Rows:
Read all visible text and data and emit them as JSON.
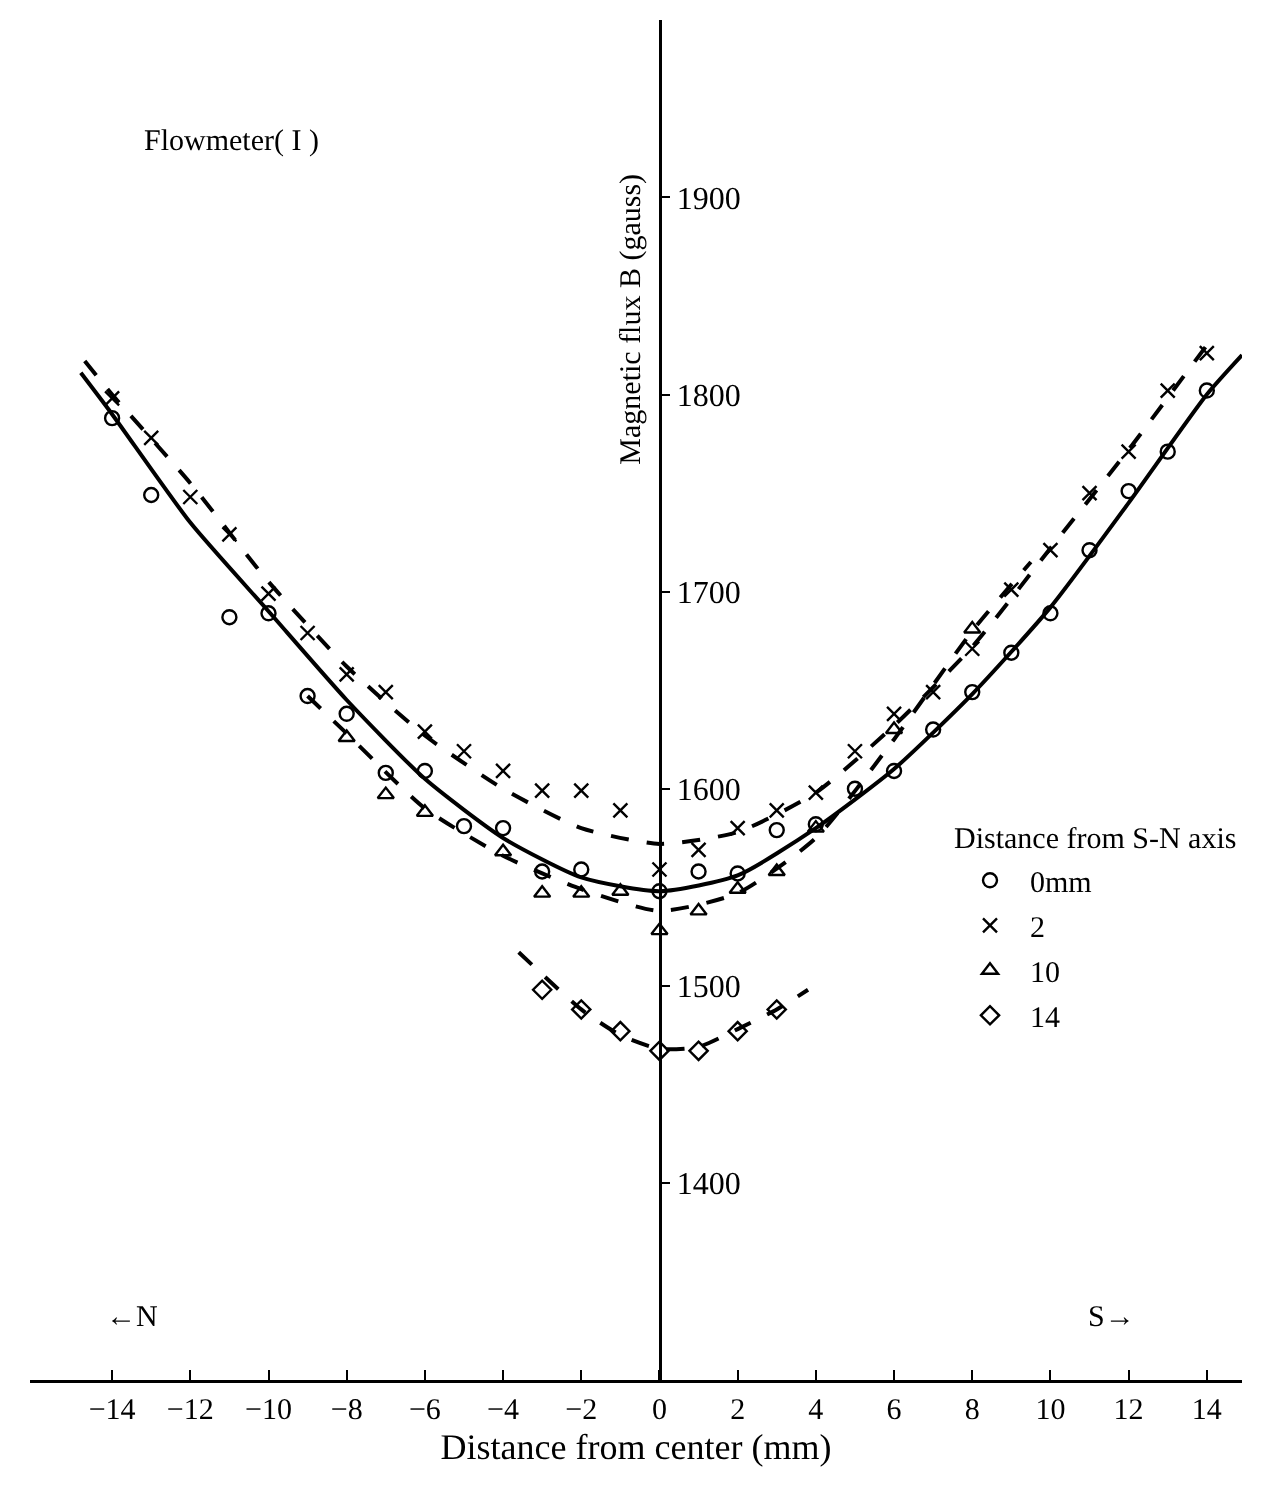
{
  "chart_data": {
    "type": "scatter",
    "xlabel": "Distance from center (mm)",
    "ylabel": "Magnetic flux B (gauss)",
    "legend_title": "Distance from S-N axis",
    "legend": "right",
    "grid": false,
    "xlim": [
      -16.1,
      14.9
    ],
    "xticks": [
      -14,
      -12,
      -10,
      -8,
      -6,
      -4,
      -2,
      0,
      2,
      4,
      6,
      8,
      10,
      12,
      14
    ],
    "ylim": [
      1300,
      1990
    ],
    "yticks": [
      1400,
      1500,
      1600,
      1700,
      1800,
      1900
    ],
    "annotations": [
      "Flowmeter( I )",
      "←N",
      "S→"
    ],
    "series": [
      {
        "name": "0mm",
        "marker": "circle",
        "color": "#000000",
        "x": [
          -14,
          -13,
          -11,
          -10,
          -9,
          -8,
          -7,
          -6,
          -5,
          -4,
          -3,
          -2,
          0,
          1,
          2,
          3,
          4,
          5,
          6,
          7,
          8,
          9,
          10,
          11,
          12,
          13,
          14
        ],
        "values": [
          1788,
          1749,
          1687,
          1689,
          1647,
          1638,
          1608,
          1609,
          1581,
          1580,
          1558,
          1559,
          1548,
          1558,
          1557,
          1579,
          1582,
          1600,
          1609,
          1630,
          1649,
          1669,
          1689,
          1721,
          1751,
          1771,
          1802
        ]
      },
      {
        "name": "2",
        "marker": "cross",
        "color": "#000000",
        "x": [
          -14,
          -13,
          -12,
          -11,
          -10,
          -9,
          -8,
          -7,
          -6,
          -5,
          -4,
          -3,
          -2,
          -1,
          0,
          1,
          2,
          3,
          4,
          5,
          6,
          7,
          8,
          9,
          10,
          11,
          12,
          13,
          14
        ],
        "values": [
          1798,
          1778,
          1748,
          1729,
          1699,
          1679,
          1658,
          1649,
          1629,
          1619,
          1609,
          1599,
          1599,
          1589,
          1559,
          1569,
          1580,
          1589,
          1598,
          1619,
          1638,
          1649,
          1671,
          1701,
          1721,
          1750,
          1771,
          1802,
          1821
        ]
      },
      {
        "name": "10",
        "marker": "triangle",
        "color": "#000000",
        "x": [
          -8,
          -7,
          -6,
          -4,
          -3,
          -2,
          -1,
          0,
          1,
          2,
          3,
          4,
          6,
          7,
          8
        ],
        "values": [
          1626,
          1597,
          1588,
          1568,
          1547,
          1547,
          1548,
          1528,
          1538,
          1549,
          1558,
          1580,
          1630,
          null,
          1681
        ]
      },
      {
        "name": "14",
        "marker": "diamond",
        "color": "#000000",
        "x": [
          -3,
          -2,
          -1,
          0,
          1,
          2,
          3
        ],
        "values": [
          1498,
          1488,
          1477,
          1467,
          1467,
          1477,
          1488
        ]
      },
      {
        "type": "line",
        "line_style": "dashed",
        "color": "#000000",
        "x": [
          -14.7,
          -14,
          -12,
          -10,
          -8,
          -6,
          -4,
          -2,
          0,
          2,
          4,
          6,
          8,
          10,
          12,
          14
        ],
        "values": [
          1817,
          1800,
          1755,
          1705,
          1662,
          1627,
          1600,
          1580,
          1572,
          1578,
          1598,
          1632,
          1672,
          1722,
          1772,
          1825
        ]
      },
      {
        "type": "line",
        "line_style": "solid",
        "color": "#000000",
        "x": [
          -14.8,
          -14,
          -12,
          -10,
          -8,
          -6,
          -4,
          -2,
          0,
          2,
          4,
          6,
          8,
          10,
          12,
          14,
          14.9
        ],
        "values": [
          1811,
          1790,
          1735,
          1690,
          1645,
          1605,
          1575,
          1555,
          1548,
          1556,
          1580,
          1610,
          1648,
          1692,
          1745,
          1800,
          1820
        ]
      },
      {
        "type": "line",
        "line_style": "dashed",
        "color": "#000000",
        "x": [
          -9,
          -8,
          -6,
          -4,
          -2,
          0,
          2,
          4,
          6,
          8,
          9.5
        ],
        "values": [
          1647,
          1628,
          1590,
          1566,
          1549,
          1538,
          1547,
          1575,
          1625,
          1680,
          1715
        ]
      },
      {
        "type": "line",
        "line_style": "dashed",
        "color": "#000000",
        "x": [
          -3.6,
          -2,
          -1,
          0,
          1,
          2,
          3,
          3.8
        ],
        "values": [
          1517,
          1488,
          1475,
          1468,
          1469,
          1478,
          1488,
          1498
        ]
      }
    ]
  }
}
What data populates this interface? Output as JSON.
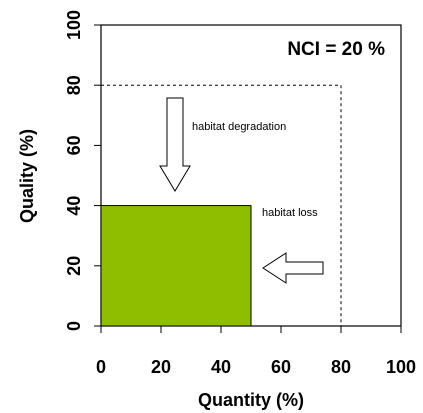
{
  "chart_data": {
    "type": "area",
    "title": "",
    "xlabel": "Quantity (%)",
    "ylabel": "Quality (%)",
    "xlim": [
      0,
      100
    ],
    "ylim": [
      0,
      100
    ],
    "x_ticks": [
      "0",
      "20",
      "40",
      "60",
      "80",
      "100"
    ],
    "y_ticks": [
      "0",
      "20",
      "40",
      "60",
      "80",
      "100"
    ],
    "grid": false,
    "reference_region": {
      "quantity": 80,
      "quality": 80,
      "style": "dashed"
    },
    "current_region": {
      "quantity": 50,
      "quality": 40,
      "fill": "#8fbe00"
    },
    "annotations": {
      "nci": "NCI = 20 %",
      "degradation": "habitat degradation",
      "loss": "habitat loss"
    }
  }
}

Your instructions:
From the line containing "What data populates" through the end of the entries, quote each line exactly and nothing else, excluding all pictures.

Exercise output:
What data populates this interface? Output as JSON.
{
  "chart_data": {
    "type": "area",
    "title": "",
    "xlabel": "Quantity (%)",
    "ylabel": "Quality (%)",
    "xlim": [
      0,
      100
    ],
    "ylim": [
      0,
      100
    ],
    "x_ticks": [
      "0",
      "20",
      "40",
      "60",
      "80",
      "100"
    ],
    "y_ticks": [
      "0",
      "20",
      "40",
      "60",
      "80",
      "100"
    ],
    "grid": false,
    "reference_region": {
      "quantity": 80,
      "quality": 80,
      "style": "dashed"
    },
    "current_region": {
      "quantity": 50,
      "quality": 40,
      "fill": "#8fbe00"
    },
    "annotations": {
      "nci": "NCI = 20 %",
      "degradation": "habitat degradation",
      "loss": "habitat loss"
    }
  }
}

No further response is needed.